### PROBLEM TO SOLVE
Identify the lines that contain the string "JSON" and report only how many there are.

### RECORDS FOR THE EXERCISE
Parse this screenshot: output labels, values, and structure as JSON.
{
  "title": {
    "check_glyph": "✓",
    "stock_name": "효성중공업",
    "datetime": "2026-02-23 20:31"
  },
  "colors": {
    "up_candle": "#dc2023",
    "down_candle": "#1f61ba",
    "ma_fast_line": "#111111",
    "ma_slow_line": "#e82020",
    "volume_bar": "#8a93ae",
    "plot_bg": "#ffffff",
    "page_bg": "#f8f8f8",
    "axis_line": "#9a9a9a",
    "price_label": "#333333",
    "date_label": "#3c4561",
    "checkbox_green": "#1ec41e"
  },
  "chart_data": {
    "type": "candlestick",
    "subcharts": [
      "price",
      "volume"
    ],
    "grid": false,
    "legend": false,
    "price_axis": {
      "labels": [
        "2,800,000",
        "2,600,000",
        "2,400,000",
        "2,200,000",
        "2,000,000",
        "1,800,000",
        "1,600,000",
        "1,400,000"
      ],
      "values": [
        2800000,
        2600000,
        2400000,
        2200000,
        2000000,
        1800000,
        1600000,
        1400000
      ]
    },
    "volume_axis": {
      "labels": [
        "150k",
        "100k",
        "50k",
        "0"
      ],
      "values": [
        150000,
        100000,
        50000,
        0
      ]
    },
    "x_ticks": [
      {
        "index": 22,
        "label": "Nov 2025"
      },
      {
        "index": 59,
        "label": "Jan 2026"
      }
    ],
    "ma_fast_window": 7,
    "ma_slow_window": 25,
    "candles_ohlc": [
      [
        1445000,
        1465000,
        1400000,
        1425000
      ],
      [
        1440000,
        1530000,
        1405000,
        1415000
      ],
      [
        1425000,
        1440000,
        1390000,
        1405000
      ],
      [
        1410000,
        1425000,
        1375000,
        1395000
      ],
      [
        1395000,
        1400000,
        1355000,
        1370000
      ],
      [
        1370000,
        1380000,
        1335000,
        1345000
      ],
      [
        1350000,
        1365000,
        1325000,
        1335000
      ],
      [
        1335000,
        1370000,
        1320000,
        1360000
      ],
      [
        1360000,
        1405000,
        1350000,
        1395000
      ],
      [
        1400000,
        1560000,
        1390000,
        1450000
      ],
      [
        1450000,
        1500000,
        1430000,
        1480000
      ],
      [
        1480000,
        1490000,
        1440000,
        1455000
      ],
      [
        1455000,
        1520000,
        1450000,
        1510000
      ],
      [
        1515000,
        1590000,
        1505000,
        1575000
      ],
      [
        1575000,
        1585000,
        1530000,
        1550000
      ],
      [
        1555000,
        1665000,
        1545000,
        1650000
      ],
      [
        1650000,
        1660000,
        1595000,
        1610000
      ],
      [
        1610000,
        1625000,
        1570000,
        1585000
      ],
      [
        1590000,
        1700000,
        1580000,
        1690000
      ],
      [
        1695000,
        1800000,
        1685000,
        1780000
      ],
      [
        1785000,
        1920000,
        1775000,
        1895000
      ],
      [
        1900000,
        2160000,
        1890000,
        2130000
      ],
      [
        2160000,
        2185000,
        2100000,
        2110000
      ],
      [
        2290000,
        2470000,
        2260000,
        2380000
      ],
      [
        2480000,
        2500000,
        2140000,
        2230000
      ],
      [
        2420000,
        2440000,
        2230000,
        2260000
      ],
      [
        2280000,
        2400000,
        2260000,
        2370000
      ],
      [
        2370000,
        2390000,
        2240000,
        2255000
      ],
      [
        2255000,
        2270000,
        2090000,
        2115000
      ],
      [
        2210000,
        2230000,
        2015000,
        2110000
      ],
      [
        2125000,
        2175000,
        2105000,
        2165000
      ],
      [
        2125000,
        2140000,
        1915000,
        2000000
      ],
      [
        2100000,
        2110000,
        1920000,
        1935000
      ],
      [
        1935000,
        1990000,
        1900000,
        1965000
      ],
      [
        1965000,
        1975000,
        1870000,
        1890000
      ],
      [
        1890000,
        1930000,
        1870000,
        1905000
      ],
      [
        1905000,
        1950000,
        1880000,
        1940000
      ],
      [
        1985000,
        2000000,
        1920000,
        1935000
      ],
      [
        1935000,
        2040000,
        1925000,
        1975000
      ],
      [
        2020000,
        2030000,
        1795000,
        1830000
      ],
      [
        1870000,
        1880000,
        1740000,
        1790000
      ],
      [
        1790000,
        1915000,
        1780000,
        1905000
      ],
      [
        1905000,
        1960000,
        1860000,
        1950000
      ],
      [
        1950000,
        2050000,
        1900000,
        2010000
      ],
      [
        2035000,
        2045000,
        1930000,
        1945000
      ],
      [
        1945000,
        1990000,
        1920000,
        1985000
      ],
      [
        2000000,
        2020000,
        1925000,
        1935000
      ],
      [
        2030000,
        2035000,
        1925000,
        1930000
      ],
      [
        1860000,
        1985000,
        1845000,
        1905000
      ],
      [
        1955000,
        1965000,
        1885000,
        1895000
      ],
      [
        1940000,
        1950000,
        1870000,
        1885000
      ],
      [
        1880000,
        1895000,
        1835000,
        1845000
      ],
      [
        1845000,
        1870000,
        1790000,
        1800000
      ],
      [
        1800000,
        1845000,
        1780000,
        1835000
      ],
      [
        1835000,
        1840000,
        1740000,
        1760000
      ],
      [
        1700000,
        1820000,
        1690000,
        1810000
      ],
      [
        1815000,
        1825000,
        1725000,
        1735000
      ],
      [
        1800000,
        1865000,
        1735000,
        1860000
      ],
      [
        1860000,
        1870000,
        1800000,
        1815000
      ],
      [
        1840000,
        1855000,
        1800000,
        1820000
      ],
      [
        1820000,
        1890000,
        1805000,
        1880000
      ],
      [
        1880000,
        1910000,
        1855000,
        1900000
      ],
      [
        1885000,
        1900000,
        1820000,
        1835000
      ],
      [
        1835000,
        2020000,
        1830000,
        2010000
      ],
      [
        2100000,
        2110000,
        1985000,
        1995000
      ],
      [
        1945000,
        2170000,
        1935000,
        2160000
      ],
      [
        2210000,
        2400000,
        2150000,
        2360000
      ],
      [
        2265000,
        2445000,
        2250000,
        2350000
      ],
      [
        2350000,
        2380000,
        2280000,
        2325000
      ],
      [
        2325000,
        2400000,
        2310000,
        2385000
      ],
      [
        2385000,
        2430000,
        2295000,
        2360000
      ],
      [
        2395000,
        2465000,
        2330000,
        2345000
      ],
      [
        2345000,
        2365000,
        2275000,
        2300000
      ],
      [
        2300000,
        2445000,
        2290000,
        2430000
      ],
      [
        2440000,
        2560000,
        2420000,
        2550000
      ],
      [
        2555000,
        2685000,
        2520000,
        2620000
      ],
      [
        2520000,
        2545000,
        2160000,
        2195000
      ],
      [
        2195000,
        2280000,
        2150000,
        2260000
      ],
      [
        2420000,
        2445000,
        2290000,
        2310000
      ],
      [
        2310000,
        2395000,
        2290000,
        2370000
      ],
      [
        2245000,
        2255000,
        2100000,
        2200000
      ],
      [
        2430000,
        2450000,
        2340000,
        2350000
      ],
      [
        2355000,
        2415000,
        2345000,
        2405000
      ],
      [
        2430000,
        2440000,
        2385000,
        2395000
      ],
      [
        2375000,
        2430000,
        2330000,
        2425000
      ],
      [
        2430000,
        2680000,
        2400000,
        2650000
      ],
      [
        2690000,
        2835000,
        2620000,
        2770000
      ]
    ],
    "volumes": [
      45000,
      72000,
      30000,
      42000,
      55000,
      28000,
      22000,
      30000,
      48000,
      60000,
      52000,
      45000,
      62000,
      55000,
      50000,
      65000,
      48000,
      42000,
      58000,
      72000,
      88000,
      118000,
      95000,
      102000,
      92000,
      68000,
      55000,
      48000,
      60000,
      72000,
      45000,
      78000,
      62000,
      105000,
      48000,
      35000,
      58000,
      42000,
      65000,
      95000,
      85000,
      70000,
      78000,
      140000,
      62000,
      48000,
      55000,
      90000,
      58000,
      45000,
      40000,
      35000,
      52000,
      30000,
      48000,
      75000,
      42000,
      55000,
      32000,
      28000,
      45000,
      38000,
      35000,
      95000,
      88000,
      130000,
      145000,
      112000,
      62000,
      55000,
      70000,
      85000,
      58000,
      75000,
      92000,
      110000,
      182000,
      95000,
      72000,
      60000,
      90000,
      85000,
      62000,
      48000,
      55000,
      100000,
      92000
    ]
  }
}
==
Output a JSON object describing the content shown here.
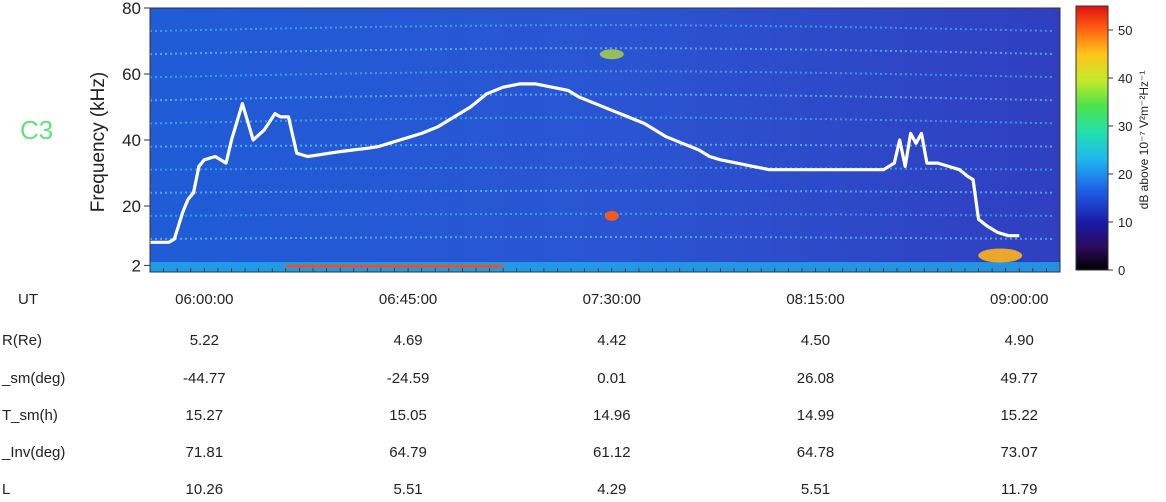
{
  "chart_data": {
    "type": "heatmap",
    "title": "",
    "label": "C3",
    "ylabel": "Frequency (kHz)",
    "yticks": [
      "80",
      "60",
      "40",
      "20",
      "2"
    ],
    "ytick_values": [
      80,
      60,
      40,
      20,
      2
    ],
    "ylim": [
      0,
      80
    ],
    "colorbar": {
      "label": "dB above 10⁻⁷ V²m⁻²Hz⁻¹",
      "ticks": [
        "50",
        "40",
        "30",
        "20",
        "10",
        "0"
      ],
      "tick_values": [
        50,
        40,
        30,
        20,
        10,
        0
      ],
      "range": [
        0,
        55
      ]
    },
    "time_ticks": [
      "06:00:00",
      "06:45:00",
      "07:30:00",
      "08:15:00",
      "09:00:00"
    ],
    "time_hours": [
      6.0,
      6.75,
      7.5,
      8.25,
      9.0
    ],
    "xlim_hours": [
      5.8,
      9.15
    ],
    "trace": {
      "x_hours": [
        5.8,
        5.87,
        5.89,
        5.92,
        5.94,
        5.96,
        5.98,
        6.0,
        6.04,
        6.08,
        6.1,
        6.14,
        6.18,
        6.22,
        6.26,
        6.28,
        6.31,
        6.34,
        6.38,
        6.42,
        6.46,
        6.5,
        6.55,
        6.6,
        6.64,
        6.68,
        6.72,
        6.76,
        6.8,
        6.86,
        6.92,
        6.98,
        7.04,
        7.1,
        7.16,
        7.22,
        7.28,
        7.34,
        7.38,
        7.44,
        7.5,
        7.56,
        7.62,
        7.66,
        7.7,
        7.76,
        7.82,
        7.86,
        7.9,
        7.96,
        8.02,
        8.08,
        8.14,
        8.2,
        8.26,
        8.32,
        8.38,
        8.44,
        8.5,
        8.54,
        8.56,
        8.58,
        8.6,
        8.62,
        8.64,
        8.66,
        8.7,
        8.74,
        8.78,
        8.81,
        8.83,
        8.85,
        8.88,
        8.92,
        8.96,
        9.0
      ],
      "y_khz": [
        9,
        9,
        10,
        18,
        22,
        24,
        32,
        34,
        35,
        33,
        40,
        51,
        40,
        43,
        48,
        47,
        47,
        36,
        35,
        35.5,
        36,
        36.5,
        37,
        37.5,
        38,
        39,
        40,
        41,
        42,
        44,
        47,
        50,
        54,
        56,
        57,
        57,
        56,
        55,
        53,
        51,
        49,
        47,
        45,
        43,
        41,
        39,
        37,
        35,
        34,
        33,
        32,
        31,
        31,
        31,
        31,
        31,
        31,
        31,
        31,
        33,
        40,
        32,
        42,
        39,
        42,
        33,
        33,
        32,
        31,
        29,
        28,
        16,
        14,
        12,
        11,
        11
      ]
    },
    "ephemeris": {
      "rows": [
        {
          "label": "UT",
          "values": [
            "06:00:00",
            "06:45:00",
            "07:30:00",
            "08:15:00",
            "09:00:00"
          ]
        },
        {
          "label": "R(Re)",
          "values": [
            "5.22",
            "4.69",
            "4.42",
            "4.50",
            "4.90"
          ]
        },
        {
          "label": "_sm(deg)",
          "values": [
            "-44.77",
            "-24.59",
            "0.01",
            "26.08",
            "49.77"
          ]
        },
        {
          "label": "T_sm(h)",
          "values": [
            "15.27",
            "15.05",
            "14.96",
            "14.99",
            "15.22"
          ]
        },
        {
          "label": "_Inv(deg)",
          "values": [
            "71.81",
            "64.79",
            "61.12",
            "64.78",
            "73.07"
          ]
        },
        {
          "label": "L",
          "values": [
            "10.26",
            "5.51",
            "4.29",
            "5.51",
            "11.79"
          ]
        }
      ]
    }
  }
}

### SOLVED EXERCISE
2